DATASET ENTRIES:
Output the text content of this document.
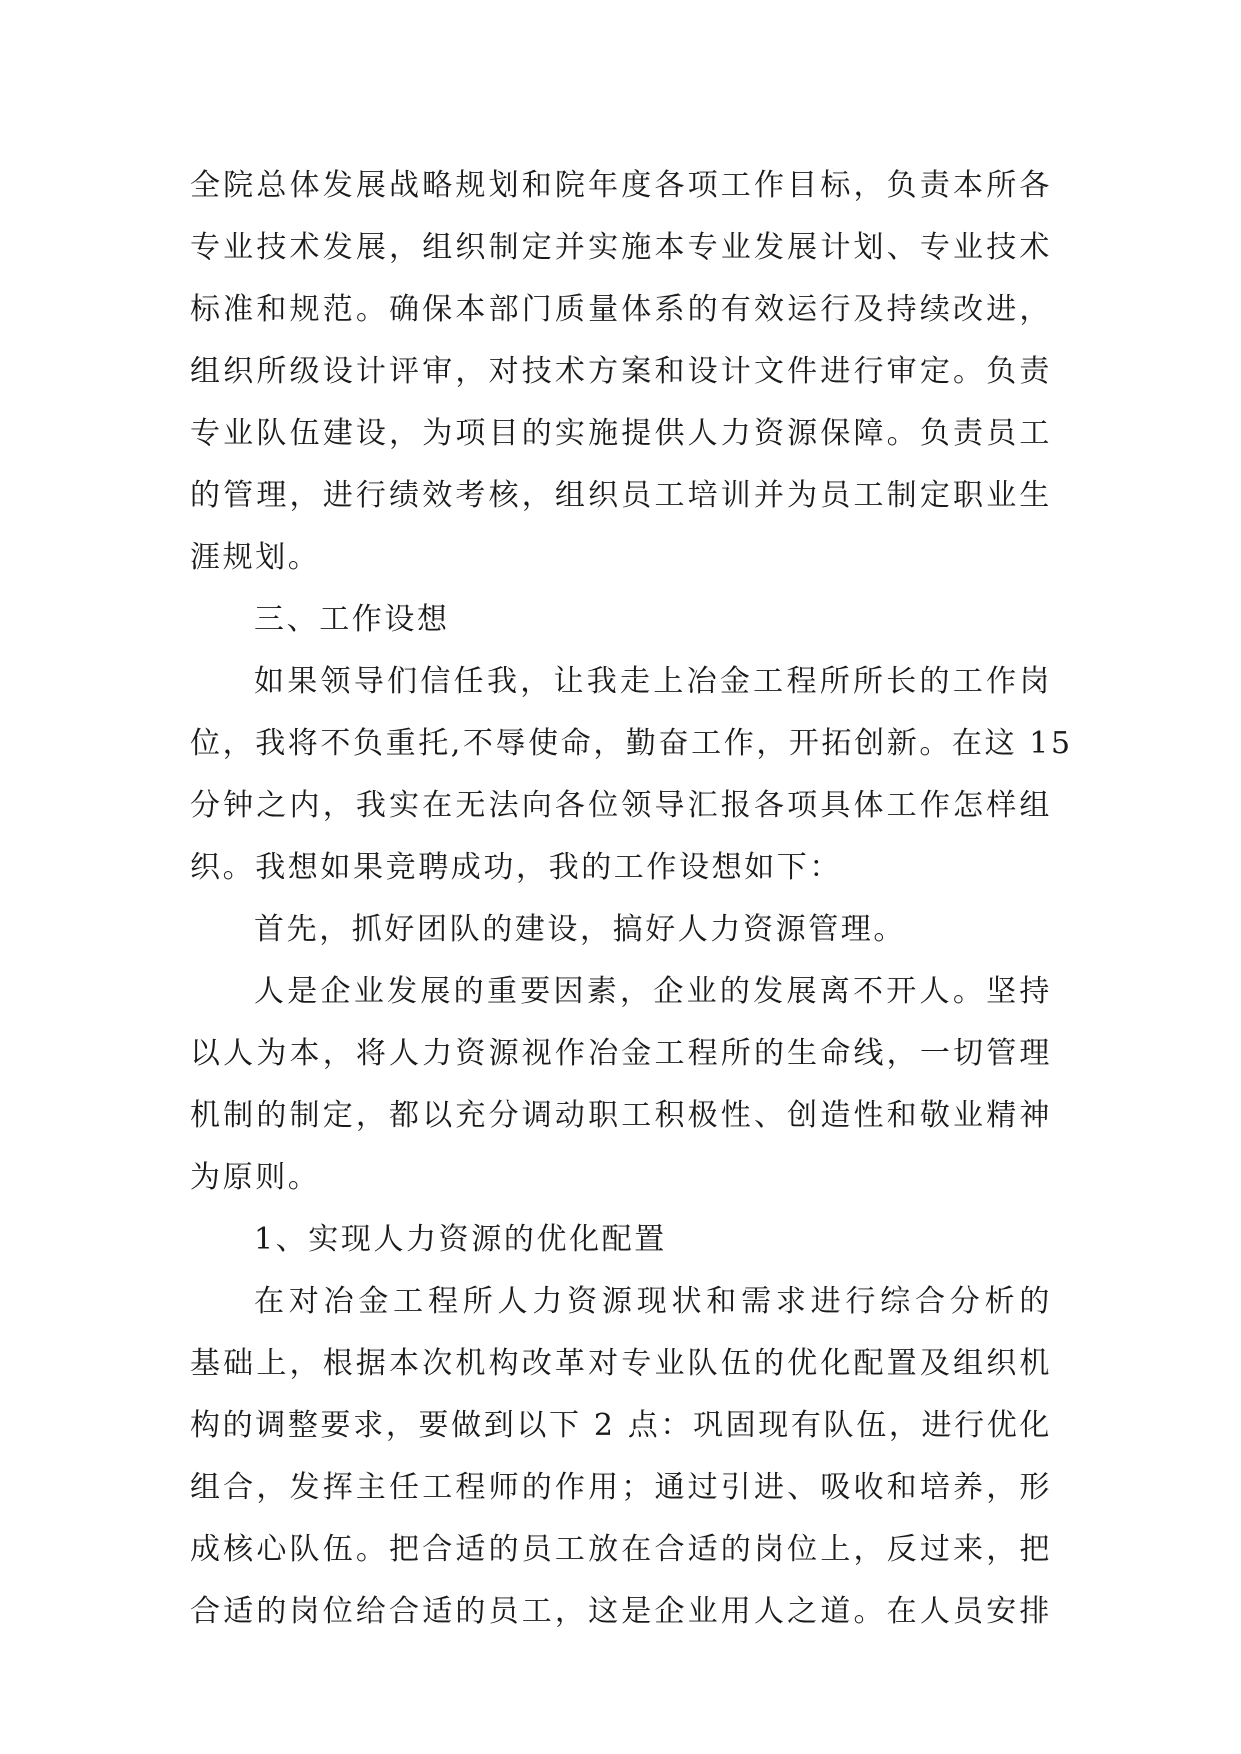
全院总体发展战略规划和院年度各项工作目标，负责本所各
专业技术发展，组织制定并实施本专业发展计划、专业技术
标准和规范。确保本部门质量体系的有效运行及持续改进，
组织所级设计评审，对技术方案和设计文件进行审定。负责
专业队伍建设，为项目的实施提供人力资源保障。负责员工
的管理，进行绩效考核，组织员工培训并为员工制定职业生
涯规划。
三、工作设想
如果领导们信任我，让我走上冶金工程所所长的工作岗
位，我将不负重托,不辱使命，勤奋工作，开拓创新。在这 15
分钟之内，我实在无法向各位领导汇报各项具体工作怎样组
织。我想如果竞聘成功，我的工作设想如下：
首先，抓好团队的建设，搞好人力资源管理。
人是企业发展的重要因素，企业的发展离不开人。坚持
以人为本，将人力资源视作冶金工程所的生命线，一切管理
机制的制定，都以充分调动职工积极性、创造性和敬业精神
为原则。
1、实现人力资源的优化配置
在对冶金工程所人力资源现状和需求进行综合分析的
基础上，根据本次机构改革对专业队伍的优化配置及组织机
构的调整要求，要做到以下 2 点：巩固现有队伍，进行优化
组合，发挥主任工程师的作用；通过引进、吸收和培养，形
成核心队伍。把合适的员工放在合适的岗位上，反过来，把
合适的岗位给合适的员工，这是企业用人之道。在人员安排
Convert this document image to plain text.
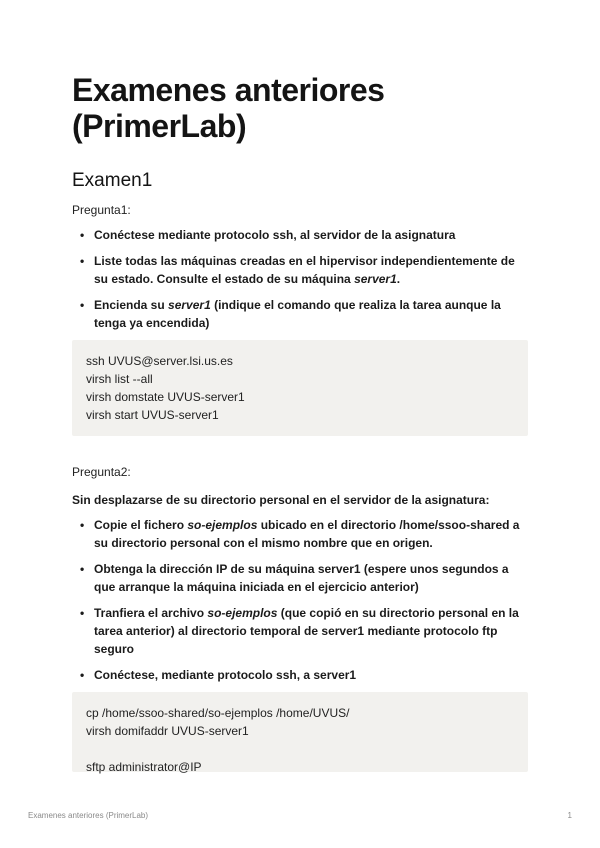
Examenes anteriores (PrimerLab)
Examen1
Pregunta1:
• Conéctese mediante protocolo ssh, al servidor de la asignatura
• Liste todas las máquinas creadas en el hipervisor independientemente de su estado. Consulte el estado de su máquina server1.
• Encienda su server1 (indique el comando que realiza la tarea aunque la tenga ya encendida)
ssh UVUS@server.lsi.us.es
virsh list --all
virsh domstate UVUS-server1
virsh start UVUS-server1
Pregunta2:
Sin desplazarse de su directorio personal en el servidor de la asignatura:
• Copie el fichero so-ejemplos ubicado en el directorio /home/ssoo-shared a su directorio personal con el mismo nombre que en origen.
• Obtenga la dirección IP de su máquina server1 (espere unos segundos a que arranque la máquina iniciada en el ejercicio anterior)
• Tranfiera el archivo so-ejemplos (que copió en su directorio personal en la tarea anterior) al directorio temporal de server1 mediante protocolo ftp seguro
• Conéctese, mediante protocolo ssh, a server1
cp /home/ssoo-shared/so-ejemplos /home/UVUS/
virsh domifaddr UVUS-server1
sftp administrator@IP
Examenes anteriores (PrimerLab)	1
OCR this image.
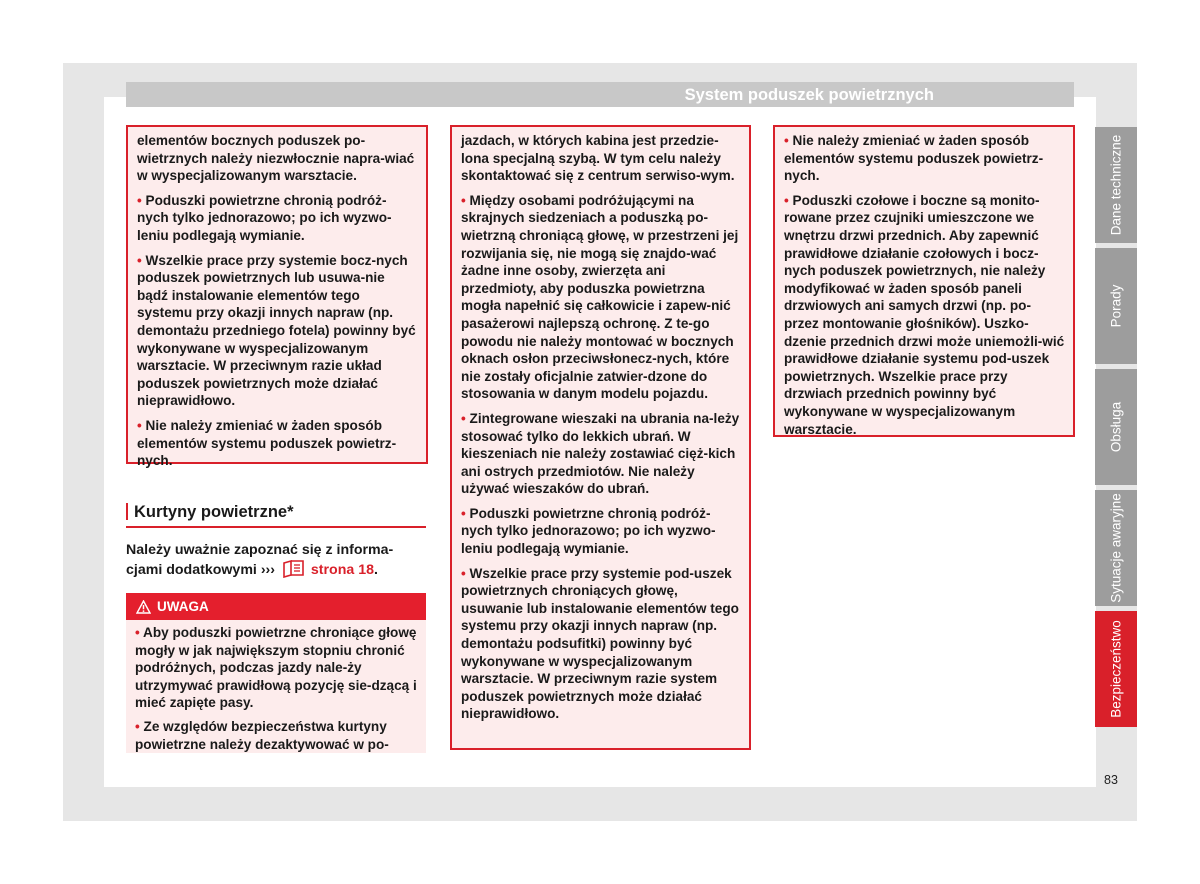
System poduszek powietrznych

elementów bocznych poduszek po-wietrznych należy niezwłocznie napra-wiać w wyspecjalizowanym warsztacie.

• Poduszki powietrzne chronią podróż-nych tylko jednorazowo; po ich wyzwo-leniu podlegają wymianie.

• Wszelkie prace przy systemie bocz-nych poduszek powietrznych lub usuwa-nie bądź instalowanie elementów tego systemu przy okazji innych napraw (np. demontażu przedniego fotela) powinny być wykonywane w wyspecjalizowanym warsztacie. W przeciwnym razie układ poduszek powietrznych może działać nieprawidłowo.

• Nie należy zmieniać w żaden sposób elementów systemu poduszek powietrz-nych.

Kurtyny powietrzne*
Należy uważnie zapoznać się z informa-cjami dodatkowymi ›››	strona 18.
UWAGA

• Aby poduszki powietrzne chroniące głowę mogły w jak największym stopniu chronić podróżnych, podczas jazdy nale-ży utrzymywać prawidłową pozycję sie-dzącą i mieć zapięte pasy.

• Ze względów bezpieczeństwa kurtyny powietrzne należy dezaktywować w po-

jazdach, w których kabina jest przedzie-lona specjalną szybą. W tym celu należy skontaktować się z centrum serwiso-wym.

• Między osobami podróżującymi na skrajnych siedzeniach a poduszką po-wietrzną chroniącą głowę, w przestrzeni jej rozwijania się, nie mogą się znajdo-wać żadne inne osoby, zwierzęta ani przedmioty, aby poduszka powietrzna mogła napełnić się całkowicie i zapew-nić pasażerowi najlepszą ochronę. Z te-go powodu nie należy montować w bocznych oknach osłon przeciwsłonecz-nych, które nie zostały oficjalnie zatwier-dzone do stosowania w danym modelu pojazdu.

• Zintegrowane wieszaki na ubrania na-leży stosować tylko do lekkich ubrań. W kieszeniach nie należy zostawiać cięż-kich ani ostrych przedmiotów. Nie należy używać wieszaków do ubrań.

• Poduszki powietrzne chronią podróż-nych tylko jednorazowo; po ich wyzwo-leniu podlegają wymianie.

• Wszelkie prace przy systemie pod-uszek powietrznych chroniących głowę, usuwanie lub instalowanie elementów tego systemu przy okazji innych napraw (np. demontażu podsufitki) powinny być wykonywane w wyspecjalizowanym warsztacie. W przeciwnym razie system poduszek powietrznych może działać nieprawidłowo.

• Nie należy zmieniać w żaden sposób elementów systemu poduszek powietrz-nych.

• Poduszki czołowe i boczne są monito-rowane przez czujniki umieszczone we wnętrzu drzwi przednich. Aby zapewnić prawidłowe działanie czołowych i bocz-nych poduszek powietrznych, nie należy modyfikować w żaden sposób paneli drzwiowych ani samych drzwi (np. po-przez montowanie głośników). Uszko-dzenie przednich drzwi może uniemożli-wić prawidłowe działanie systemu pod-uszek powietrznych. Wszelkie prace przy drzwiach przednich powinny być wykonywane w wyspecjalizowanym warsztacie.

Dane techniczne
Porady
Obsługa
Sytuacje awaryjne
Bezpieczeństwo
83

YOUR INSTRUCTIONS: The records above are to be restated exactly, without their pictures.

FINISHED EXERCISE:
Output the text content of this document.
全院总体发展战略规划和院年度各项工作目标，负责本所各
专业技术发展，组织制定并实施本专业发展计划、专业技术
标准和规范。确保本部门质量体系的有效运行及持续改进，
组织所级设计评审，对技术方案和设计文件进行审定。负责
专业队伍建设，为项目的实施提供人力资源保障。负责员工
的管理，进行绩效考核，组织员工培训并为员工制定职业生
涯规划。
三、工作设想
如果领导们信任我，让我走上冶金工程所所长的工作岗
位，我将不负重托,不辱使命，勤奋工作，开拓创新。在这 15
分钟之内，我实在无法向各位领导汇报各项具体工作怎样组
织。我想如果竞聘成功，我的工作设想如下：
首先，抓好团队的建设，搞好人力资源管理。
人是企业发展的重要因素，企业的发展离不开人。坚持
以人为本，将人力资源视作冶金工程所的生命线，一切管理
机制的制定，都以充分调动职工积极性、创造性和敬业精神
为原则。
1、实现人力资源的优化配置
在对冶金工程所人力资源现状和需求进行综合分析的
基础上，根据本次机构改革对专业队伍的优化配置及组织机
构的调整要求，要做到以下 2 点：巩固现有队伍，进行优化
组合，发挥主任工程师的作用；通过引进、吸收和培养，形
成核心队伍。把合适的员工放在合适的岗位上，反过来，把
合适的岗位给合适的员工，这是企业用人之道。在人员安排
Convert this document image to plain text.
Examenes anteriores (PrimerLab)
Examen1
Pregunta1:
• Conéctese mediante protocolo ssh, al servidor de la asignatura
• Liste todas las máquinas creadas en el hipervisor independientemente de su estado. Consulte el estado de su máquina server1.
• Encienda su server1 (indique el comando que realiza la tarea aunque la tenga ya encendida)
ssh UVUS@server.lsi.us.es
virsh list --all
virsh domstate UVUS-server1
virsh start UVUS-server1
Pregunta2:
Sin desplazarse de su directorio personal en el servidor de la asignatura:
• Copie el fichero so-ejemplos ubicado en el directorio /home/ssoo-shared a su directorio personal con el mismo nombre que en origen.
• Obtenga la dirección IP de su máquina server1 (espere unos segundos a que arranque la máquina iniciada en el ejercicio anterior)
• Tranfiera el archivo so-ejemplos (que copió en su directorio personal en la tarea anterior) al directorio temporal de server1 mediante protocolo ftp seguro
• Conéctese, mediante protocolo ssh, a server1
cp /home/ssoo-shared/so-ejemplos /home/UVUS/
virsh domifaddr UVUS-server1
sftp administrator@IP
Examenes anteriores (PrimerLab)	1
OCR this image.
System poduszek powietrznych

elementów bocznych poduszek po-wietrznych należy niezwłocznie napra-wiać w wyspecjalizowanym warsztacie.

• Poduszki powietrzne chronią podróż-nych tylko jednorazowo; po ich wyzwo-leniu podlegają wymianie.

• Wszelkie prace przy systemie bocz-nych poduszek powietrznych lub usuwa-nie bądź instalowanie elementów tego systemu przy okazji innych napraw (np. demontażu przedniego fotela) powinny być wykonywane w wyspecjalizowanym warsztacie. W przeciwnym razie układ poduszek powietrznych może działać nieprawidłowo.

• Nie należy zmieniać w żaden sposób elementów systemu poduszek powietrz-nych.

Kurtyny powietrzne*
Należy uważnie zapoznać się z informa-cjami dodatkowymi ›››	strona 18.
UWAGA

• Aby poduszki powietrzne chroniące głowę mogły w jak największym stopniu chronić podróżnych, podczas jazdy nale-ży utrzymywać prawidłową pozycję sie-dzącą i mieć zapięte pasy.

• Ze względów bezpieczeństwa kurtyny powietrzne należy dezaktywować w po-

jazdach, w których kabina jest przedzie-lona specjalną szybą. W tym celu należy skontaktować się z centrum serwiso-wym.

• Między osobami podróżującymi na skrajnych siedzeniach a poduszką po-wietrzną chroniącą głowę, w przestrzeni jej rozwijania się, nie mogą się znajdo-wać żadne inne osoby, zwierzęta ani przedmioty, aby poduszka powietrzna mogła napełnić się całkowicie i zapew-nić pasażerowi najlepszą ochronę. Z te-go powodu nie należy montować w bocznych oknach osłon przeciwsłonecz-nych, które nie zostały oficjalnie zatwier-dzone do stosowania w danym modelu pojazdu.

• Zintegrowane wieszaki na ubrania na-leży stosować tylko do lekkich ubrań. W kieszeniach nie należy zostawiać cięż-kich ani ostrych przedmiotów. Nie należy używać wieszaków do ubrań.

• Poduszki powietrzne chronią podróż-nych tylko jednorazowo; po ich wyzwo-leniu podlegają wymianie.

• Wszelkie prace przy systemie pod-uszek powietrznych chroniących głowę, usuwanie lub instalowanie elementów tego systemu przy okazji innych napraw (np. demontażu podsufitki) powinny być wykonywane w wyspecjalizowanym warsztacie. W przeciwnym razie system poduszek powietrznych może działać nieprawidłowo.

• Nie należy zmieniać w żaden sposób elementów systemu poduszek powietrz-nych.

• Poduszki czołowe i boczne są monito-rowane przez czujniki umieszczone we wnętrzu drzwi przednich. Aby zapewnić prawidłowe działanie czołowych i bocz-nych poduszek powietrznych, nie należy modyfikować w żaden sposób paneli drzwiowych ani samych drzwi (np. po-przez montowanie głośników). Uszko-dzenie przednich drzwi może uniemożli-wić prawidłowe działanie systemu pod-uszek powietrznych. Wszelkie prace przy drzwiach przednich powinny być wykonywane w wyspecjalizowanym warsztacie.

Dane techniczne
Porady
Obsługa
Sytuacje awaryjne
Bezpieczeństwo
83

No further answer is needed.